__Required task__. Reproduce the listing below word for word, from its first line through the line containing "heatmap-cell: 9,2 — [345, 354, 459, 412]", including that line.

___ Excerpted data ___

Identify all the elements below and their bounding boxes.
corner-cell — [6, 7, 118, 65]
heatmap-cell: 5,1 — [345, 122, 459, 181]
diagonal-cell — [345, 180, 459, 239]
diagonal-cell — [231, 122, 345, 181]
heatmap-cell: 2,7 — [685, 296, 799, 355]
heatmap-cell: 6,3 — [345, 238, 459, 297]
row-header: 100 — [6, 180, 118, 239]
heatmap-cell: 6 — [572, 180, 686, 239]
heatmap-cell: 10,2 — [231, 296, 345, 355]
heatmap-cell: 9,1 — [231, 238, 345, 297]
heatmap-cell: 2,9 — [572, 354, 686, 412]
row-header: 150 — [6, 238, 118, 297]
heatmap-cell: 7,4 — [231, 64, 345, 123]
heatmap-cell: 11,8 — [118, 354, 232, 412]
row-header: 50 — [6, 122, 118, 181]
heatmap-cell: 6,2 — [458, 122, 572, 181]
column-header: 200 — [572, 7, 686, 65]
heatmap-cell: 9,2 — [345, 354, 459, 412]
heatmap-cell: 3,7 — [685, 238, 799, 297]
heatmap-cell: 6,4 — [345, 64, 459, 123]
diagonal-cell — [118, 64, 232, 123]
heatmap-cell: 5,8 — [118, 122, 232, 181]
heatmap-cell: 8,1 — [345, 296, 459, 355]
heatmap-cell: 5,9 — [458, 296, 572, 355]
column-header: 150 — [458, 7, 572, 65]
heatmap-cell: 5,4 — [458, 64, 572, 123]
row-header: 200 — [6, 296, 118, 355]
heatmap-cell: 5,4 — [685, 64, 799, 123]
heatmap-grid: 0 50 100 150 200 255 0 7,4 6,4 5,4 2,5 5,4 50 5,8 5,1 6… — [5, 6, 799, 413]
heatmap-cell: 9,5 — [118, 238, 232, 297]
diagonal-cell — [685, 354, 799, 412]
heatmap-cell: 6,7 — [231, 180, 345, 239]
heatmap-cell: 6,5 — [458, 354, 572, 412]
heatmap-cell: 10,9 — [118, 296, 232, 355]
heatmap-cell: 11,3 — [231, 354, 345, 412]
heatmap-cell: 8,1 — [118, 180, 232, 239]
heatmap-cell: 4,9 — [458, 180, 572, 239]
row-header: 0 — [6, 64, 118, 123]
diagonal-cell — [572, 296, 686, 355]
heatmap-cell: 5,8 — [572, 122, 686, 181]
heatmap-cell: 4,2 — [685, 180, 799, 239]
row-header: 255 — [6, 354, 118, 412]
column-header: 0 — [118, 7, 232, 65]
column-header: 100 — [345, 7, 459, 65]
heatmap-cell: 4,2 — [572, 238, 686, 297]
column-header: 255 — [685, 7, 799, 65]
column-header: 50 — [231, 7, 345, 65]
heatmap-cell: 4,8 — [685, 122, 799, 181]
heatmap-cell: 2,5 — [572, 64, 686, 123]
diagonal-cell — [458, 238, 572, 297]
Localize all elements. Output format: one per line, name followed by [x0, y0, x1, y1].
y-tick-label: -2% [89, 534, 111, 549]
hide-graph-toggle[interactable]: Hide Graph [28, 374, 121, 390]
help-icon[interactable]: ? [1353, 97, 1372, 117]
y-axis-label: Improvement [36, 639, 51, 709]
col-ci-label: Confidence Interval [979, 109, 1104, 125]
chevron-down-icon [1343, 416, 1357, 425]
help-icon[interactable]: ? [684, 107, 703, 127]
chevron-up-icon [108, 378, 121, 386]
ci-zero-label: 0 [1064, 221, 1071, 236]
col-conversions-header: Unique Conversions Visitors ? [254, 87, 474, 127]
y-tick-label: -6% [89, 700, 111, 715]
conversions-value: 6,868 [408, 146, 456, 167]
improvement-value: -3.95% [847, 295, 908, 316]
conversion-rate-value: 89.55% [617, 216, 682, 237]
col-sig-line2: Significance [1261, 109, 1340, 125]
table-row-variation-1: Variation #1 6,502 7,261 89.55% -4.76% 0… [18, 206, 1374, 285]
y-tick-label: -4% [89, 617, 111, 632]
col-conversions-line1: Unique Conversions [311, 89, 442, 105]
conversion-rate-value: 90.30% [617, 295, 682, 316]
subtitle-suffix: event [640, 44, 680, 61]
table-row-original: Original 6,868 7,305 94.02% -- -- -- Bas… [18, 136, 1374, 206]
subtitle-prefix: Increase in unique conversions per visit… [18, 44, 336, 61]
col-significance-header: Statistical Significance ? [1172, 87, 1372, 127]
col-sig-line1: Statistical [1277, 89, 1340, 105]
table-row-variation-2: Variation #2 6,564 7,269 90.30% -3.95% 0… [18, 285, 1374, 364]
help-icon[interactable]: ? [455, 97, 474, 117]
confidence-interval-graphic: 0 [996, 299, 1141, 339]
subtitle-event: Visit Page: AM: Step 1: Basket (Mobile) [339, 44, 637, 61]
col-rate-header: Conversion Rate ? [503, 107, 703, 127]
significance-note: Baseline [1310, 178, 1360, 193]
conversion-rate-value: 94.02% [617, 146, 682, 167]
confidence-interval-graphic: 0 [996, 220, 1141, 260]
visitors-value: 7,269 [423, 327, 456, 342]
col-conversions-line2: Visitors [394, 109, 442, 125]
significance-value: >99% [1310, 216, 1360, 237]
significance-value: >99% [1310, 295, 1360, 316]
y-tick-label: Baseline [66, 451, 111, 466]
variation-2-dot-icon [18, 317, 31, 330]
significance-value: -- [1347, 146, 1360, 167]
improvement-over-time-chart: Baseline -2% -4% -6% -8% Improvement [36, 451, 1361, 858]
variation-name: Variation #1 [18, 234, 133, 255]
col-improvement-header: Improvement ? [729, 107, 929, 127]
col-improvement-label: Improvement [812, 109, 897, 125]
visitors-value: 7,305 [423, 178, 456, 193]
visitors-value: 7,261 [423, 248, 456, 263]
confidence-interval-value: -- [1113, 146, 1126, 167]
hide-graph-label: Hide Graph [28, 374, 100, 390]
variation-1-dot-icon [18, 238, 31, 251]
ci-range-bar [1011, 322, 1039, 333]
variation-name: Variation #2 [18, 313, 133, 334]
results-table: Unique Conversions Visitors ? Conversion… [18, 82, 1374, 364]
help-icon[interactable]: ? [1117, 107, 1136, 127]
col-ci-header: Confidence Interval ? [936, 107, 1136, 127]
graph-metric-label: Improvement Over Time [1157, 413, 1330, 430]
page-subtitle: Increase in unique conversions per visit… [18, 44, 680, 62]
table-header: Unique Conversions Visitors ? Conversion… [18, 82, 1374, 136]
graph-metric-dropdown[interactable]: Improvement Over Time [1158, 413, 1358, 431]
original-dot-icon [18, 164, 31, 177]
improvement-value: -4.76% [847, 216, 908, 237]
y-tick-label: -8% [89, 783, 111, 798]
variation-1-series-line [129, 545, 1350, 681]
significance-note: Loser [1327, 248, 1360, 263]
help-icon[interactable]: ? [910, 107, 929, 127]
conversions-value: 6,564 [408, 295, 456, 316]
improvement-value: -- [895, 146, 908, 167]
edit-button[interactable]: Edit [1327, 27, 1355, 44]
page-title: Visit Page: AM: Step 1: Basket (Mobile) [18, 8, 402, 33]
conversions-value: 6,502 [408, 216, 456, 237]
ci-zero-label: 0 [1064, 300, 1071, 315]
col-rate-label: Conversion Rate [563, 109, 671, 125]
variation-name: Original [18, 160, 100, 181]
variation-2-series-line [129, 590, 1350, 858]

___

__Task result__.
Identify all the elements below and their bounding boxes.
corner-cell — [6, 7, 118, 65]
heatmap-cell: 5,1 — [345, 122, 459, 181]
diagonal-cell — [345, 180, 459, 239]
diagonal-cell — [231, 122, 345, 181]
heatmap-cell: 2,7 — [685, 296, 799, 355]
heatmap-cell: 6,3 — [345, 238, 459, 297]
row-header: 100 — [6, 180, 118, 239]
heatmap-cell: 6 — [572, 180, 686, 239]
heatmap-cell: 10,2 — [231, 296, 345, 355]
heatmap-cell: 9,1 — [231, 238, 345, 297]
heatmap-cell: 2,9 — [572, 354, 686, 412]
row-header: 150 — [6, 238, 118, 297]
heatmap-cell: 7,4 — [231, 64, 345, 123]
heatmap-cell: 11,8 — [118, 354, 232, 412]
row-header: 50 — [6, 122, 118, 181]
heatmap-cell: 6,2 — [458, 122, 572, 181]
column-header: 200 — [572, 7, 686, 65]
heatmap-cell: 9,2 — [345, 354, 459, 412]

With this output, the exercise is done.